Job: Repeat each line of the material below exactly as it appears, minus any pictures.

[Dataset items]
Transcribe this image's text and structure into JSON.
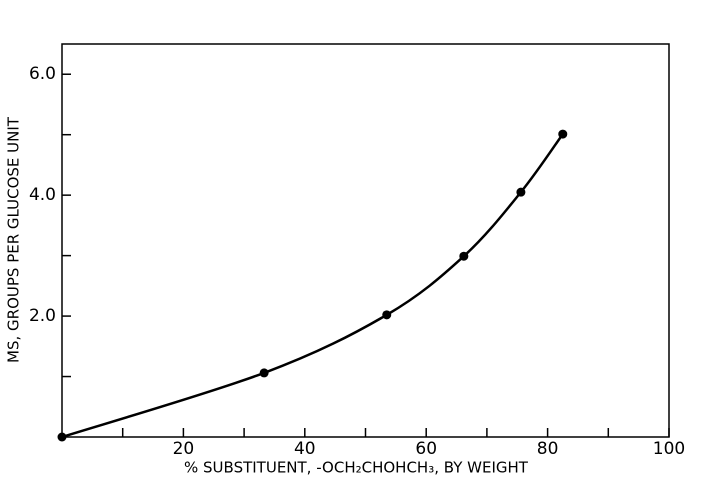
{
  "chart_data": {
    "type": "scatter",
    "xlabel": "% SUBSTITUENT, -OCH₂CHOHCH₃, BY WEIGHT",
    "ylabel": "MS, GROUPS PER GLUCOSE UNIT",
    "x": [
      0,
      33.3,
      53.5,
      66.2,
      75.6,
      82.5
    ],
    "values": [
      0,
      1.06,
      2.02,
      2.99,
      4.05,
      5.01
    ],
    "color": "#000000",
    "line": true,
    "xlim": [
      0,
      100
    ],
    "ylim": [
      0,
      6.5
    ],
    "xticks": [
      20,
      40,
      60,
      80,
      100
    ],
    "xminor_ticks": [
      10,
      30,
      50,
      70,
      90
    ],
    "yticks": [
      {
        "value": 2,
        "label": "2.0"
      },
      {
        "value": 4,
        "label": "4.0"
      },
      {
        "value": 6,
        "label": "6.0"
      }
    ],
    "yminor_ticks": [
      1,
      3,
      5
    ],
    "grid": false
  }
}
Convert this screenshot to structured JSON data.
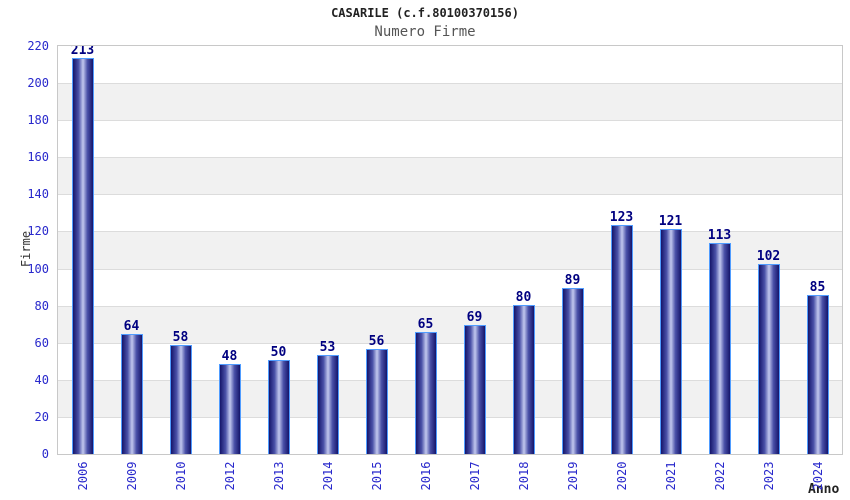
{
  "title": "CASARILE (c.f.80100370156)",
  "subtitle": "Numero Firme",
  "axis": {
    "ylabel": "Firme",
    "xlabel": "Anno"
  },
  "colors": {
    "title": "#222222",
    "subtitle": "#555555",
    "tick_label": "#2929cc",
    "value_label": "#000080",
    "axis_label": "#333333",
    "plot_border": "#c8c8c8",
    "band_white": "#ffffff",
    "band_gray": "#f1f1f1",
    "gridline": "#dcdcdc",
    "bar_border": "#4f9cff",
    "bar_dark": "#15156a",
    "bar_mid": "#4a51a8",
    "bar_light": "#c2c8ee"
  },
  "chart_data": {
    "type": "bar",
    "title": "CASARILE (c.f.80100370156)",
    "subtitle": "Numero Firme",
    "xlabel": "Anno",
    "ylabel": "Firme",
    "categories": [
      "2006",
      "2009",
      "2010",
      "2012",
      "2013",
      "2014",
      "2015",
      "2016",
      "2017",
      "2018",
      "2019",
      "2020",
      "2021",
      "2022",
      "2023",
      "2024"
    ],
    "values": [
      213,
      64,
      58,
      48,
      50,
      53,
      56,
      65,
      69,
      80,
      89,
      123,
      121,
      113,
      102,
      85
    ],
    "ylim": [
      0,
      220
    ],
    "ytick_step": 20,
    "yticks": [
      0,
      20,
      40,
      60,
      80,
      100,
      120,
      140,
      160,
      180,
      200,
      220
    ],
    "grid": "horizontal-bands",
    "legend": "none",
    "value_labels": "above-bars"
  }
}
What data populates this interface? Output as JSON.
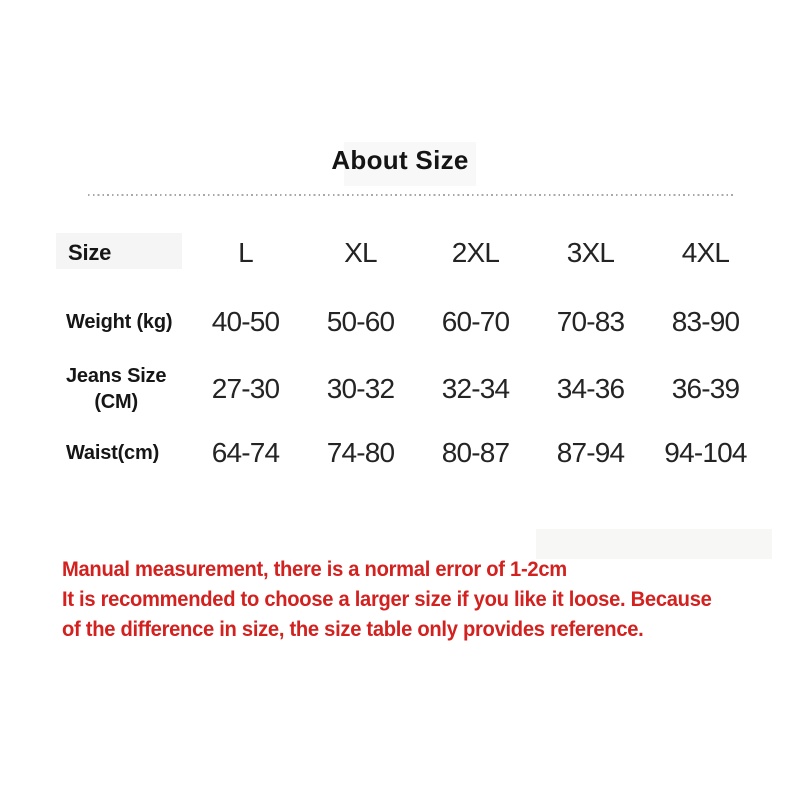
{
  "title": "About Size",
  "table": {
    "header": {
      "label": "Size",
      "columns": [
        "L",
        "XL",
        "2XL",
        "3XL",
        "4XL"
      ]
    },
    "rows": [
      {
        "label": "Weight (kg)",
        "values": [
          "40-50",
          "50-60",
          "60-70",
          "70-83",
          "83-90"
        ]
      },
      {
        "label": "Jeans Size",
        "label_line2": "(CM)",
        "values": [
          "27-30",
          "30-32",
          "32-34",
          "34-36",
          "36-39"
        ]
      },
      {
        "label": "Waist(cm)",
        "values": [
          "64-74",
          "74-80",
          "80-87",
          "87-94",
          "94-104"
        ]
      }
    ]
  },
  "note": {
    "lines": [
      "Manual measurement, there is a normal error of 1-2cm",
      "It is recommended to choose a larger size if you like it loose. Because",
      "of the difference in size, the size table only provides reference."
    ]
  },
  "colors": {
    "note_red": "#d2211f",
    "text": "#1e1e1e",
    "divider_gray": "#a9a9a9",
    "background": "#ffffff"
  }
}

Written response:
Transcribe this image's text and structure into JSON.
{
  "chart_data": {
    "type": "scatter",
    "xlabel": "% SUBSTITUENT, -OCH₂CHOHCH₃, BY WEIGHT",
    "ylabel": "MS, GROUPS PER GLUCOSE UNIT",
    "x": [
      0,
      33.3,
      53.5,
      66.2,
      75.6,
      82.5
    ],
    "values": [
      0,
      1.06,
      2.02,
      2.99,
      4.05,
      5.01
    ],
    "color": "#000000",
    "line": true,
    "xlim": [
      0,
      100
    ],
    "ylim": [
      0,
      6.5
    ],
    "xticks": [
      20,
      40,
      60,
      80,
      100
    ],
    "xminor_ticks": [
      10,
      30,
      50,
      70,
      90
    ],
    "yticks": [
      {
        "value": 2,
        "label": "2.0"
      },
      {
        "value": 4,
        "label": "4.0"
      },
      {
        "value": 6,
        "label": "6.0"
      }
    ],
    "yminor_ticks": [
      1,
      3,
      5
    ],
    "grid": false
  }
}
Convert this screenshot to structured JSON data.
{
  "title": "CASARILE (c.f.80100370156)",
  "subtitle": "Numero Firme",
  "axis": {
    "ylabel": "Firme",
    "xlabel": "Anno"
  },
  "colors": {
    "title": "#222222",
    "subtitle": "#555555",
    "tick_label": "#2929cc",
    "value_label": "#000080",
    "axis_label": "#333333",
    "plot_border": "#c8c8c8",
    "band_white": "#ffffff",
    "band_gray": "#f1f1f1",
    "gridline": "#dcdcdc",
    "bar_border": "#4f9cff",
    "bar_dark": "#15156a",
    "bar_mid": "#4a51a8",
    "bar_light": "#c2c8ee"
  },
  "chart_data": {
    "type": "bar",
    "title": "CASARILE (c.f.80100370156)",
    "subtitle": "Numero Firme",
    "xlabel": "Anno",
    "ylabel": "Firme",
    "categories": [
      "2006",
      "2009",
      "2010",
      "2012",
      "2013",
      "2014",
      "2015",
      "2016",
      "2017",
      "2018",
      "2019",
      "2020",
      "2021",
      "2022",
      "2023",
      "2024"
    ],
    "values": [
      213,
      64,
      58,
      48,
      50,
      53,
      56,
      65,
      69,
      80,
      89,
      123,
      121,
      113,
      102,
      85
    ],
    "ylim": [
      0,
      220
    ],
    "ytick_step": 20,
    "yticks": [
      0,
      20,
      40,
      60,
      80,
      100,
      120,
      140,
      160,
      180,
      200,
      220
    ],
    "grid": "horizontal-bands",
    "legend": "none",
    "value_labels": "above-bars"
  }
}
What data populates this interface? Output as JSON.
{
  "title": "About Size",
  "table": {
    "header": {
      "label": "Size",
      "columns": [
        "L",
        "XL",
        "2XL",
        "3XL",
        "4XL"
      ]
    },
    "rows": [
      {
        "label": "Weight (kg)",
        "values": [
          "40-50",
          "50-60",
          "60-70",
          "70-83",
          "83-90"
        ]
      },
      {
        "label": "Jeans Size",
        "label_line2": "(CM)",
        "values": [
          "27-30",
          "30-32",
          "32-34",
          "34-36",
          "36-39"
        ]
      },
      {
        "label": "Waist(cm)",
        "values": [
          "64-74",
          "74-80",
          "80-87",
          "87-94",
          "94-104"
        ]
      }
    ]
  },
  "note": {
    "lines": [
      "Manual measurement, there is a normal error of 1-2cm",
      "It is recommended to choose a larger size if you like it loose. Because",
      "of the difference in size, the size table only provides reference."
    ]
  },
  "colors": {
    "note_red": "#d2211f",
    "text": "#1e1e1e",
    "divider_gray": "#a9a9a9",
    "background": "#ffffff"
  }
}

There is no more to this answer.